»»
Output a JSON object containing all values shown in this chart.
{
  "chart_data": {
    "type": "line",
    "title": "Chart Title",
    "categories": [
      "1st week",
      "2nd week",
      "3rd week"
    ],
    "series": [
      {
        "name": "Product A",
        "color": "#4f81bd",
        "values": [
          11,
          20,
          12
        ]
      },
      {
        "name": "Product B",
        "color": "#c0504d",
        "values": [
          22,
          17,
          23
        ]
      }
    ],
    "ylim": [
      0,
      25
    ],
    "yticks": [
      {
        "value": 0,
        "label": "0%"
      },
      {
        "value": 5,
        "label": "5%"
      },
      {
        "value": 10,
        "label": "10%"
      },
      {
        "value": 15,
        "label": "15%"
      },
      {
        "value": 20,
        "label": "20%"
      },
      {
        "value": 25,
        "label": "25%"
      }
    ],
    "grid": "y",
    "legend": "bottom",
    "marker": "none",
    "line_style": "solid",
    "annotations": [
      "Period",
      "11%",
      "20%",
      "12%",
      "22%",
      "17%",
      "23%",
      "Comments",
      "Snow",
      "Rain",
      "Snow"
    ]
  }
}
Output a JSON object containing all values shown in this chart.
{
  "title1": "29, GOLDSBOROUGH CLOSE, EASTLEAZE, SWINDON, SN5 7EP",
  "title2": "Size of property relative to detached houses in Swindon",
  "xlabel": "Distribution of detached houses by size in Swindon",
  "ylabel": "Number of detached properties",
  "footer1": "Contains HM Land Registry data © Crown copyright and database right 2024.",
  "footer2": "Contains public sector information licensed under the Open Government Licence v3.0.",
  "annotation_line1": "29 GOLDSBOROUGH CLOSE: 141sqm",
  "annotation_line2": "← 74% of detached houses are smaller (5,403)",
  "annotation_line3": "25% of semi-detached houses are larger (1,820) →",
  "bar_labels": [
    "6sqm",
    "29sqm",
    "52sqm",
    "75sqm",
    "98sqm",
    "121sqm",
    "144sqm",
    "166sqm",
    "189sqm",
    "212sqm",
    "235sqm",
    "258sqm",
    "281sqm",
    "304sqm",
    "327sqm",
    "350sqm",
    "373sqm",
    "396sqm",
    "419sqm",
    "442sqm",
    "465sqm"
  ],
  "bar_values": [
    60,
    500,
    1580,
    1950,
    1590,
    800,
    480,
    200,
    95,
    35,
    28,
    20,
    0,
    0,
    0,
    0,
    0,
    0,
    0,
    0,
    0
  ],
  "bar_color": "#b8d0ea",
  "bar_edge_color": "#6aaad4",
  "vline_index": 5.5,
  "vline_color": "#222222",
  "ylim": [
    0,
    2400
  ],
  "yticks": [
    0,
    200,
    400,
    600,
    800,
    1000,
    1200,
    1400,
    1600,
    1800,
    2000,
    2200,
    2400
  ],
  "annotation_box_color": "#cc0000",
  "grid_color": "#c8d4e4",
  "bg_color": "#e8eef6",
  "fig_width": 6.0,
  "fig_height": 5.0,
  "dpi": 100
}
««
Find and copy each line above that includes the string "CLOSE".

SOLUTION TO THE PROBLEM:
  "title1": "29, GOLDSBOROUGH CLOSE, EASTLEAZE, SWINDON, SN5 7EP",
  "annotation_line1": "29 GOLDSBOROUGH CLOSE: 141sqm",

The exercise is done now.